• RECORDS FOR THIS EXERCISE:
════════════════
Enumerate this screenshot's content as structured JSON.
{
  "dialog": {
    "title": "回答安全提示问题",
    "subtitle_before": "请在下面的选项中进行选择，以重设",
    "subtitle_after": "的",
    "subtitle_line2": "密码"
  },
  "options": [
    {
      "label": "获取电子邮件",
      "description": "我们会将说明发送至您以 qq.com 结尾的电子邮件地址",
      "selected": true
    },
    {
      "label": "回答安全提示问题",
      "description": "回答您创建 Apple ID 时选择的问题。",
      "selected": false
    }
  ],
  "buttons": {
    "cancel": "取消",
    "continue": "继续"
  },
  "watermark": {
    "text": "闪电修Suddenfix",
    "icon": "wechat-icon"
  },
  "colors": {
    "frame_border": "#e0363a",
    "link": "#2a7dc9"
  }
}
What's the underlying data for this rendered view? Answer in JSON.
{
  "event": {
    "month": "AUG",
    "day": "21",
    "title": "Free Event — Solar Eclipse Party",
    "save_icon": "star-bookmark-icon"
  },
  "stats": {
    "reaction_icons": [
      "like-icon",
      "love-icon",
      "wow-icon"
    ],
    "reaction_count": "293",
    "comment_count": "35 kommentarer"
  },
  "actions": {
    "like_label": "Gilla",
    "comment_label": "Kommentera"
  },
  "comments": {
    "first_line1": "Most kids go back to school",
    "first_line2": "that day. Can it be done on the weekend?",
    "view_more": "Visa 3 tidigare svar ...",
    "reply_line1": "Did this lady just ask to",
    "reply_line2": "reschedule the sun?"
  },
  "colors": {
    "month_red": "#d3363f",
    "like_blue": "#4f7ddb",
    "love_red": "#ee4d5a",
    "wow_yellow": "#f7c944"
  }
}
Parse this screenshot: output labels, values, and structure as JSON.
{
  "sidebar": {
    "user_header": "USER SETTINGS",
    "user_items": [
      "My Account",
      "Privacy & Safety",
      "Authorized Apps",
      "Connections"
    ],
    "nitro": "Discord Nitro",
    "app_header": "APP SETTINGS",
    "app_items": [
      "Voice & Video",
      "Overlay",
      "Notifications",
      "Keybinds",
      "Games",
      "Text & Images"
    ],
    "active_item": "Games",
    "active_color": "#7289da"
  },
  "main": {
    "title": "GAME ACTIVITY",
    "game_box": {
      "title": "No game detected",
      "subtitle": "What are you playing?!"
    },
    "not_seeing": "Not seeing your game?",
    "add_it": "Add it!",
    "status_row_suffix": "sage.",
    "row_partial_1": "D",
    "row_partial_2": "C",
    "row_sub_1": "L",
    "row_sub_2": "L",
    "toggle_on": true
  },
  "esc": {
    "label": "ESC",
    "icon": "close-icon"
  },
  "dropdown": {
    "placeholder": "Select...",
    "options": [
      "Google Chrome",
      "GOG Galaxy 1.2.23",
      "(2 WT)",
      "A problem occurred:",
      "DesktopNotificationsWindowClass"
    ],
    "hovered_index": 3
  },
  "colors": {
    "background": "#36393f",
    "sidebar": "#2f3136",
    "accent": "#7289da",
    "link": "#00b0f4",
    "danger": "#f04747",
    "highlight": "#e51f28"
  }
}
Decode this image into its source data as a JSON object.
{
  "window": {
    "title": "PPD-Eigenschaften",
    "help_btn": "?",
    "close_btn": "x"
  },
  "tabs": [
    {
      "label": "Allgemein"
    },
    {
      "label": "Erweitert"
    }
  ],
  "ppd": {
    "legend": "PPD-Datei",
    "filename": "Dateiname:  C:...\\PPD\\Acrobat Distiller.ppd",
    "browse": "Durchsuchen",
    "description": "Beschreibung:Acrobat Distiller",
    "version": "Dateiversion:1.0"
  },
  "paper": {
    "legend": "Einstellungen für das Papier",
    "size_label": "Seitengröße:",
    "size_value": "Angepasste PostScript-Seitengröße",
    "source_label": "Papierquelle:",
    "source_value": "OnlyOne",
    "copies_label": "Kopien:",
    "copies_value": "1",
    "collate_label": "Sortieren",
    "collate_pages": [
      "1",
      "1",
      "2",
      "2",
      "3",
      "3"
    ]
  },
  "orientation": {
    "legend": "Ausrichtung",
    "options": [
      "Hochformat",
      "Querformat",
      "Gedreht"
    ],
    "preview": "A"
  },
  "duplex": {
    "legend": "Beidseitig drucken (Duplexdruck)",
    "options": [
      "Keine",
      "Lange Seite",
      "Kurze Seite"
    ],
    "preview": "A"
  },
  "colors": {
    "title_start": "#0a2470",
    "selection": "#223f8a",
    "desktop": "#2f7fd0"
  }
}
════════════════
• PROBLEM DESCRIPTION:
Every entry should be printed again exactly as written.

• EXPECTED ANSWER:
Enumerate this screenshot's content as structured JSON.
{
  "dialog": {
    "title": "回答安全提示问题",
    "subtitle_before": "请在下面的选项中进行选择，以重设",
    "subtitle_after": "的",
    "subtitle_line2": "密码"
  },
  "options": [
    {
      "label": "获取电子邮件",
      "description": "我们会将说明发送至您以 qq.com 结尾的电子邮件地址",
      "selected": true
    },
    {
      "label": "回答安全提示问题",
      "description": "回答您创建 Apple ID 时选择的问题。",
      "selected": false
    }
  ],
  "buttons": {
    "cancel": "取消",
    "continue": "继续"
  },
  "watermark": {
    "text": "闪电修Suddenfix",
    "icon": "wechat-icon"
  },
  "colors": {
    "frame_border": "#e0363a",
    "link": "#2a7dc9"
  }
}
What's the underlying data for this rendered view? Answer in JSON.
{
  "event": {
    "month": "AUG",
    "day": "21",
    "title": "Free Event — Solar Eclipse Party",
    "save_icon": "star-bookmark-icon"
  },
  "stats": {
    "reaction_icons": [
      "like-icon",
      "love-icon",
      "wow-icon"
    ],
    "reaction_count": "293",
    "comment_count": "35 kommentarer"
  },
  "actions": {
    "like_label": "Gilla",
    "comment_label": "Kommentera"
  },
  "comments": {
    "first_line1": "Most kids go back to school",
    "first_line2": "that day. Can it be done on the weekend?",
    "view_more": "Visa 3 tidigare svar ...",
    "reply_line1": "Did this lady just ask to",
    "reply_line2": "reschedule the sun?"
  },
  "colors": {
    "month_red": "#d3363f",
    "like_blue": "#4f7ddb",
    "love_red": "#ee4d5a",
    "wow_yellow": "#f7c944"
  }
}
Parse this screenshot: output labels, values, and structure as JSON.
{
  "sidebar": {
    "user_header": "USER SETTINGS",
    "user_items": [
      "My Account",
      "Privacy & Safety",
      "Authorized Apps",
      "Connections"
    ],
    "nitro": "Discord Nitro",
    "app_header": "APP SETTINGS",
    "app_items": [
      "Voice & Video",
      "Overlay",
      "Notifications",
      "Keybinds",
      "Games",
      "Text & Images"
    ],
    "active_item": "Games",
    "active_color": "#7289da"
  },
  "main": {
    "title": "GAME ACTIVITY",
    "game_box": {
      "title": "No game detected",
      "subtitle": "What are you playing?!"
    },
    "not_seeing": "Not seeing your game?",
    "add_it": "Add it!",
    "status_row_suffix": "sage.",
    "row_partial_1": "D",
    "row_partial_2": "C",
    "row_sub_1": "L",
    "row_sub_2": "L",
    "toggle_on": true
  },
  "esc": {
    "label": "ESC",
    "icon": "close-icon"
  },
  "dropdown": {
    "placeholder": "Select...",
    "options": [
      "Google Chrome",
      "GOG Galaxy 1.2.23",
      "(2 WT)",
      "A problem occurred:",
      "DesktopNotificationsWindowClass"
    ],
    "hovered_index": 3
  },
  "colors": {
    "background": "#36393f",
    "sidebar": "#2f3136",
    "accent": "#7289da",
    "link": "#00b0f4",
    "danger": "#f04747",
    "highlight": "#e51f28"
  }
}
Decode this image into its source data as a JSON object.
{
  "window": {
    "title": "PPD-Eigenschaften",
    "help_btn": "?",
    "close_btn": "x"
  },
  "tabs": [
    {
      "label": "Allgemein"
    },
    {
      "label": "Erweitert"
    }
  ],
  "ppd": {
    "legend": "PPD-Datei",
    "filename": "Dateiname:  C:...\\PPD\\Acrobat Distiller.ppd",
    "browse": "Durchsuchen",
    "description": "Beschreibung:Acrobat Distiller",
    "version": "Dateiversion:1.0"
  },
  "paper": {
    "legend": "Einstellungen für das Papier",
    "size_label": "Seitengröße:",
    "size_value": "Angepasste PostScript-Seitengröße",
    "source_label": "Papierquelle:",
    "source_value": "OnlyOne",
    "copies_label": "Kopien:",
    "copies_value": "1",
    "collate_label": "Sortieren",
    "collate_pages": [
      "1",
      "1",
      "2",
      "2",
      "3",
      "3"
    ]
  },
  "orientation": {
    "legend": "Ausrichtung",
    "options": [
      "Hochformat",
      "Querformat",
      "Gedreht"
    ],
    "preview": "A"
  },
  "duplex": {
    "legend": "Beidseitig drucken (Duplexdruck)",
    "options": [
      "Keine",
      "Lange Seite",
      "Kurze Seite"
    ],
    "preview": "A"
  },
  "colors": {
    "title_start": "#0a2470",
    "selection": "#223f8a",
    "desktop": "#2f7fd0"
  }
}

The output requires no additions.